Records contained in a dataset:
** Start **

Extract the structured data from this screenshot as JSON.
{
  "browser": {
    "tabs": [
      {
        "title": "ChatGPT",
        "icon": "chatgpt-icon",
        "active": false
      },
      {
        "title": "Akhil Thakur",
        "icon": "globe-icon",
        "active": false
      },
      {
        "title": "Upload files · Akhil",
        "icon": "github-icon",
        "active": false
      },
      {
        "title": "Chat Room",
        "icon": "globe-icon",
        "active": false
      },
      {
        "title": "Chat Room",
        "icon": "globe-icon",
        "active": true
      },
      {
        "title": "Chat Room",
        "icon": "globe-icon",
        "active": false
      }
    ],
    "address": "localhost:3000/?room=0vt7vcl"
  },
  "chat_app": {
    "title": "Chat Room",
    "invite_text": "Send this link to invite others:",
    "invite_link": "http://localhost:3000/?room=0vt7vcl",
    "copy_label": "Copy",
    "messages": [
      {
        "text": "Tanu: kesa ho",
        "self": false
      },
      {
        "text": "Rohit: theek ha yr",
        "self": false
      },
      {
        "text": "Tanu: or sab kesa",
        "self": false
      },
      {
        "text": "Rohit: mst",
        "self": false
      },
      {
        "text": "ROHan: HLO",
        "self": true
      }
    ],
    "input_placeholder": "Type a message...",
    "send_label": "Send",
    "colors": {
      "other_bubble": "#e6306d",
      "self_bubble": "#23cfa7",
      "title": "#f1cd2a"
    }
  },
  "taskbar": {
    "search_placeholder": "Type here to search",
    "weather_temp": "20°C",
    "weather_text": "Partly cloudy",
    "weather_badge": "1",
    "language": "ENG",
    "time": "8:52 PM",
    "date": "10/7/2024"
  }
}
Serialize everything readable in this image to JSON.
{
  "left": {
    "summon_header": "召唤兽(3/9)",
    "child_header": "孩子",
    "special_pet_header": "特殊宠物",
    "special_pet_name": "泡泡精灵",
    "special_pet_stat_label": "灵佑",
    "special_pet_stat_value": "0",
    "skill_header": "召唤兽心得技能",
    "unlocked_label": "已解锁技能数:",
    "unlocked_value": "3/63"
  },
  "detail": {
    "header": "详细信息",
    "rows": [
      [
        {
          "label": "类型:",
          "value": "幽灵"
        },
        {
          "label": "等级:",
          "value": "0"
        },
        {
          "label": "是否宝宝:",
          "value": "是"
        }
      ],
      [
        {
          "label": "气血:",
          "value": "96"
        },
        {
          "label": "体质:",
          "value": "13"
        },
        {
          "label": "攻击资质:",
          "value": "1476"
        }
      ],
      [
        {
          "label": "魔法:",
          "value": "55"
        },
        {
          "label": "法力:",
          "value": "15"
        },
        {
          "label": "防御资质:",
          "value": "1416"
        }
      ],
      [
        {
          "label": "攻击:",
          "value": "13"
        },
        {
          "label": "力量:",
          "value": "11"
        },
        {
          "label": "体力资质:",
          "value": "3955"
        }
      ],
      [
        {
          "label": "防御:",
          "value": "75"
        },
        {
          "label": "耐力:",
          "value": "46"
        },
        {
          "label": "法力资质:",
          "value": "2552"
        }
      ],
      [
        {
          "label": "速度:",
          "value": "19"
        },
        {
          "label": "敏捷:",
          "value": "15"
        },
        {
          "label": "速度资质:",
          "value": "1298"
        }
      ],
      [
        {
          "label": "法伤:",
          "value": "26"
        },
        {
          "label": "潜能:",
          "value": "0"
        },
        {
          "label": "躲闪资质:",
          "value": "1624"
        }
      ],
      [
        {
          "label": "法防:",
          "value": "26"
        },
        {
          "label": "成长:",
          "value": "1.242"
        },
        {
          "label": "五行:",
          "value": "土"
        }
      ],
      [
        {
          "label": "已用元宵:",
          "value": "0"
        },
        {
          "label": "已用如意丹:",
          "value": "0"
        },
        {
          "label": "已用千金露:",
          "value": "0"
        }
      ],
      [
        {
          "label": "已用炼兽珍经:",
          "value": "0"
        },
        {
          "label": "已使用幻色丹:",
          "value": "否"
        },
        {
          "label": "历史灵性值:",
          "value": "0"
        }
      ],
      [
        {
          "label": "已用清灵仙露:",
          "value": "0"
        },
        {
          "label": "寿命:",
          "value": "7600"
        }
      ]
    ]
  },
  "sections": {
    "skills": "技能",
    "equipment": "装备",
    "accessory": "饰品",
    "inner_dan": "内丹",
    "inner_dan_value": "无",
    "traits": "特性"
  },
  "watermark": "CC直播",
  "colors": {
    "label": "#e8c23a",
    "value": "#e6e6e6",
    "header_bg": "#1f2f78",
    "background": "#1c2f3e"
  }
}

** End **

Restate every record exactly, leaving nothing out.

Extract the structured data from this screenshot as JSON.
{
  "browser": {
    "tabs": [
      {
        "title": "ChatGPT",
        "icon": "chatgpt-icon",
        "active": false
      },
      {
        "title": "Akhil Thakur",
        "icon": "globe-icon",
        "active": false
      },
      {
        "title": "Upload files · Akhil",
        "icon": "github-icon",
        "active": false
      },
      {
        "title": "Chat Room",
        "icon": "globe-icon",
        "active": false
      },
      {
        "title": "Chat Room",
        "icon": "globe-icon",
        "active": true
      },
      {
        "title": "Chat Room",
        "icon": "globe-icon",
        "active": false
      }
    ],
    "address": "localhost:3000/?room=0vt7vcl"
  },
  "chat_app": {
    "title": "Chat Room",
    "invite_text": "Send this link to invite others:",
    "invite_link": "http://localhost:3000/?room=0vt7vcl",
    "copy_label": "Copy",
    "messages": [
      {
        "text": "Tanu: kesa ho",
        "self": false
      },
      {
        "text": "Rohit: theek ha yr",
        "self": false
      },
      {
        "text": "Tanu: or sab kesa",
        "self": false
      },
      {
        "text": "Rohit: mst",
        "self": false
      },
      {
        "text": "ROHan: HLO",
        "self": true
      }
    ],
    "input_placeholder": "Type a message...",
    "send_label": "Send",
    "colors": {
      "other_bubble": "#e6306d",
      "self_bubble": "#23cfa7",
      "title": "#f1cd2a"
    }
  },
  "taskbar": {
    "search_placeholder": "Type here to search",
    "weather_temp": "20°C",
    "weather_text": "Partly cloudy",
    "weather_badge": "1",
    "language": "ENG",
    "time": "8:52 PM",
    "date": "10/7/2024"
  }
}
Serialize everything readable in this image to JSON.
{
  "left": {
    "summon_header": "召唤兽(3/9)",
    "child_header": "孩子",
    "special_pet_header": "特殊宠物",
    "special_pet_name": "泡泡精灵",
    "special_pet_stat_label": "灵佑",
    "special_pet_stat_value": "0",
    "skill_header": "召唤兽心得技能",
    "unlocked_label": "已解锁技能数:",
    "unlocked_value": "3/63"
  },
  "detail": {
    "header": "详细信息",
    "rows": [
      [
        {
          "label": "类型:",
          "value": "幽灵"
        },
        {
          "label": "等级:",
          "value": "0"
        },
        {
          "label": "是否宝宝:",
          "value": "是"
        }
      ],
      [
        {
          "label": "气血:",
          "value": "96"
        },
        {
          "label": "体质:",
          "value": "13"
        },
        {
          "label": "攻击资质:",
          "value": "1476"
        }
      ],
      [
        {
          "label": "魔法:",
          "value": "55"
        },
        {
          "label": "法力:",
          "value": "15"
        },
        {
          "label": "防御资质:",
          "value": "1416"
        }
      ],
      [
        {
          "label": "攻击:",
          "value": "13"
        },
        {
          "label": "力量:",
          "value": "11"
        },
        {
          "label": "体力资质:",
          "value": "3955"
        }
      ],
      [
        {
          "label": "防御:",
          "value": "75"
        },
        {
          "label": "耐力:",
          "value": "46"
        },
        {
          "label": "法力资质:",
          "value": "2552"
        }
      ],
      [
        {
          "label": "速度:",
          "value": "19"
        },
        {
          "label": "敏捷:",
          "value": "15"
        },
        {
          "label": "速度资质:",
          "value": "1298"
        }
      ],
      [
        {
          "label": "法伤:",
          "value": "26"
        },
        {
          "label": "潜能:",
          "value": "0"
        },
        {
          "label": "躲闪资质:",
          "value": "1624"
        }
      ],
      [
        {
          "label": "法防:",
          "value": "26"
        },
        {
          "label": "成长:",
          "value": "1.242"
        },
        {
          "label": "五行:",
          "value": "土"
        }
      ],
      [
        {
          "label": "已用元宵:",
          "value": "0"
        },
        {
          "label": "已用如意丹:",
          "value": "0"
        },
        {
          "label": "已用千金露:",
          "value": "0"
        }
      ],
      [
        {
          "label": "已用炼兽珍经:",
          "value": "0"
        },
        {
          "label": "已使用幻色丹:",
          "value": "否"
        },
        {
          "label": "历史灵性值:",
          "value": "0"
        }
      ],
      [
        {
          "label": "已用清灵仙露:",
          "value": "0"
        },
        {
          "label": "寿命:",
          "value": "7600"
        }
      ]
    ]
  },
  "sections": {
    "skills": "技能",
    "equipment": "装备",
    "accessory": "饰品",
    "inner_dan": "内丹",
    "inner_dan_value": "无",
    "traits": "特性"
  },
  "watermark": "CC直播",
  "colors": {
    "label": "#e8c23a",
    "value": "#e6e6e6",
    "header_bg": "#1f2f78",
    "background": "#1c2f3e"
  }
}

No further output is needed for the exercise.